┌─ Records to process

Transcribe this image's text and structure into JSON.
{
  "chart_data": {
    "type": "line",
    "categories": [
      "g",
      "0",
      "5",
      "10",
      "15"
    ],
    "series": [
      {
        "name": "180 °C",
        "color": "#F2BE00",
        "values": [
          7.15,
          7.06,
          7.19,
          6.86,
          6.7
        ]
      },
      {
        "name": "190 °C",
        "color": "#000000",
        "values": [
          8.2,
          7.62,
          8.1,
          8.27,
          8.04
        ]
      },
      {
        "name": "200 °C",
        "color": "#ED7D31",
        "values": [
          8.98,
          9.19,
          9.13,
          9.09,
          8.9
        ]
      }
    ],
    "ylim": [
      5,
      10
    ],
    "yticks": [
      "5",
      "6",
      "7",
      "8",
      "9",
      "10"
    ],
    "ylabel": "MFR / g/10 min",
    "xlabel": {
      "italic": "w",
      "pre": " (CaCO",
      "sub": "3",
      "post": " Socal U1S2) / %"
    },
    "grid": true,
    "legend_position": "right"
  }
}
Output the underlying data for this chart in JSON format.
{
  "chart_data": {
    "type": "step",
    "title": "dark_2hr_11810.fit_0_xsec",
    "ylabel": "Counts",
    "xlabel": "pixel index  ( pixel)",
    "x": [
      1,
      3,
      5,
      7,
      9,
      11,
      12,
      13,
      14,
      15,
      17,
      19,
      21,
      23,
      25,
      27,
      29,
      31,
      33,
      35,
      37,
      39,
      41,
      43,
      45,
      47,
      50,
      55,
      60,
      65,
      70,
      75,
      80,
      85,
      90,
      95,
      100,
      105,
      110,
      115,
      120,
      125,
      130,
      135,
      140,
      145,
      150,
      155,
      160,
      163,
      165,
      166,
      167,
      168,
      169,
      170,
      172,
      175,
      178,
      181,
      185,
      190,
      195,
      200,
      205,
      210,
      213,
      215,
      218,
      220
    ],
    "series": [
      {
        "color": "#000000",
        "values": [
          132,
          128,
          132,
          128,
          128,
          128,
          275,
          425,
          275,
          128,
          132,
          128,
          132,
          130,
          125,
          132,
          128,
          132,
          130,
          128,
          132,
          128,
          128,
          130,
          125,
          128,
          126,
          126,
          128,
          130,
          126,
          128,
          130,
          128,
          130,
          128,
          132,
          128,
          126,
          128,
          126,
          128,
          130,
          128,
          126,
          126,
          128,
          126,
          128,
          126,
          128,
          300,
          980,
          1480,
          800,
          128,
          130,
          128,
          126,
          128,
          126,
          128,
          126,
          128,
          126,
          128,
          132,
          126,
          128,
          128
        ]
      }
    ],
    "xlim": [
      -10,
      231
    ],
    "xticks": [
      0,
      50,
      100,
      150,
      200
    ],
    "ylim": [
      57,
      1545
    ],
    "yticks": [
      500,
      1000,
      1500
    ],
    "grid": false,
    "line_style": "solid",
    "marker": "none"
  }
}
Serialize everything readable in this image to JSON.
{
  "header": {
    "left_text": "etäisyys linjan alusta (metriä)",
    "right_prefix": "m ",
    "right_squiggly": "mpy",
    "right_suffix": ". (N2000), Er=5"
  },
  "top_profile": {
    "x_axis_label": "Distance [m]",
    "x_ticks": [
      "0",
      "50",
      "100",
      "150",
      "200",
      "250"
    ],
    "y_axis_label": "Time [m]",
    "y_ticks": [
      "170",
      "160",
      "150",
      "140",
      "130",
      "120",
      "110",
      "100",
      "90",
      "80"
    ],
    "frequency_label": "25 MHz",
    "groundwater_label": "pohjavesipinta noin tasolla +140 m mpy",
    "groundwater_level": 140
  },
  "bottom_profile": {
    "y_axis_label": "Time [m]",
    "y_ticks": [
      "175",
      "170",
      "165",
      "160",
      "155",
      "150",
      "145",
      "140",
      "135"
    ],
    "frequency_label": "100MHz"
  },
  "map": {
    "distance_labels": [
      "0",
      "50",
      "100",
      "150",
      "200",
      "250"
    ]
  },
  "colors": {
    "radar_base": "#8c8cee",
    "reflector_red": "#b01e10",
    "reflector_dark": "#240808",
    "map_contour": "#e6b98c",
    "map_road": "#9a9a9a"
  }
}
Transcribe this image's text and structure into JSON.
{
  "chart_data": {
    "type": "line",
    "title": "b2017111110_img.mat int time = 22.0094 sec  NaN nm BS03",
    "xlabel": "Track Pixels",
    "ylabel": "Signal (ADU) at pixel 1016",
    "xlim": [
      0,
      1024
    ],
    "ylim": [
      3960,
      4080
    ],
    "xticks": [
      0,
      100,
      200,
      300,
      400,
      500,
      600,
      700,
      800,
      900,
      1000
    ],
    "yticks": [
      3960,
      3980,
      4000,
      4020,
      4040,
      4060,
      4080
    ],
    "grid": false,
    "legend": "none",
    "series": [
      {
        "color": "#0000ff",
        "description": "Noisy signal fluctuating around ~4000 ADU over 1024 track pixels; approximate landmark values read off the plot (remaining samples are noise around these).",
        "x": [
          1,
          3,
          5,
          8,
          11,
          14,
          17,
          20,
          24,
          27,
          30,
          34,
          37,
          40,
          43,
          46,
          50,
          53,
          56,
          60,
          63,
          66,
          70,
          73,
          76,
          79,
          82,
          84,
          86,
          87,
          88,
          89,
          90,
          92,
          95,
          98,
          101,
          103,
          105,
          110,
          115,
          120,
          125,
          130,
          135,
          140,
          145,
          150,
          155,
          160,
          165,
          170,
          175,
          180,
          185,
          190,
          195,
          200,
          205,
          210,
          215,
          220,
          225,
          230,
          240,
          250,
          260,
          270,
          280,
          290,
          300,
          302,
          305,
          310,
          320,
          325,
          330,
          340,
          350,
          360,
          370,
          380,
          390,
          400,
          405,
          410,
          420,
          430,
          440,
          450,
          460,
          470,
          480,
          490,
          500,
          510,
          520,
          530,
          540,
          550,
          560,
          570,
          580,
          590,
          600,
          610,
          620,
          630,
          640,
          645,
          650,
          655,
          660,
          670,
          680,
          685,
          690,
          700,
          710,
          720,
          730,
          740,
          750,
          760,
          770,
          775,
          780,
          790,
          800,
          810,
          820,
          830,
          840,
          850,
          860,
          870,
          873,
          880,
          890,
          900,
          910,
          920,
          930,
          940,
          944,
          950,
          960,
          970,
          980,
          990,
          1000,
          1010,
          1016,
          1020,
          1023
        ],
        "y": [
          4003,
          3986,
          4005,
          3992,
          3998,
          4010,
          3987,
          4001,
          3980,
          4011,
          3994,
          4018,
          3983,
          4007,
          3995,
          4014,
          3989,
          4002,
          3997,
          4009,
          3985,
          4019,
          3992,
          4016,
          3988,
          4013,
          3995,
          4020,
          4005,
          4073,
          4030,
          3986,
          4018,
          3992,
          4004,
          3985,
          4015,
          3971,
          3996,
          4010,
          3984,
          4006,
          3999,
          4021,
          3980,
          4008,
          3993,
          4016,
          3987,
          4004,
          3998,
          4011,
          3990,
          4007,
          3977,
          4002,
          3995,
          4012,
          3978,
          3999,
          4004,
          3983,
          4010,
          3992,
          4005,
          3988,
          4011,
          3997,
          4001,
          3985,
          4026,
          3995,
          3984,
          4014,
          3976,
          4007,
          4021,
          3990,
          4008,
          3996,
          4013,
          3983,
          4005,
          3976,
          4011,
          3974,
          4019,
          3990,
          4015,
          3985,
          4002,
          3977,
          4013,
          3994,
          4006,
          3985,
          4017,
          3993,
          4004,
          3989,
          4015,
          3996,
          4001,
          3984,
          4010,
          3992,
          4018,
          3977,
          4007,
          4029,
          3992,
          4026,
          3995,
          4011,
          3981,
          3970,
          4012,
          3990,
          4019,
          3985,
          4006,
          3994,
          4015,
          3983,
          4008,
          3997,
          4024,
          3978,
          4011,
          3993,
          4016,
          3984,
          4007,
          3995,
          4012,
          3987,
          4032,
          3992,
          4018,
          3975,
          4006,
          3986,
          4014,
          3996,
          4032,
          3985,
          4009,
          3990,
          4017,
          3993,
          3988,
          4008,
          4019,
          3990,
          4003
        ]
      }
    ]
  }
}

└─

— Requirement —
Show every line where the string "this" appears.

— The answer —
Transcribe this image's text and structure into JSON.
Output the underlying data for this chart in JSON format.
Serialize everything readable in this image to JSON.
Transcribe this image's text and structure into JSON.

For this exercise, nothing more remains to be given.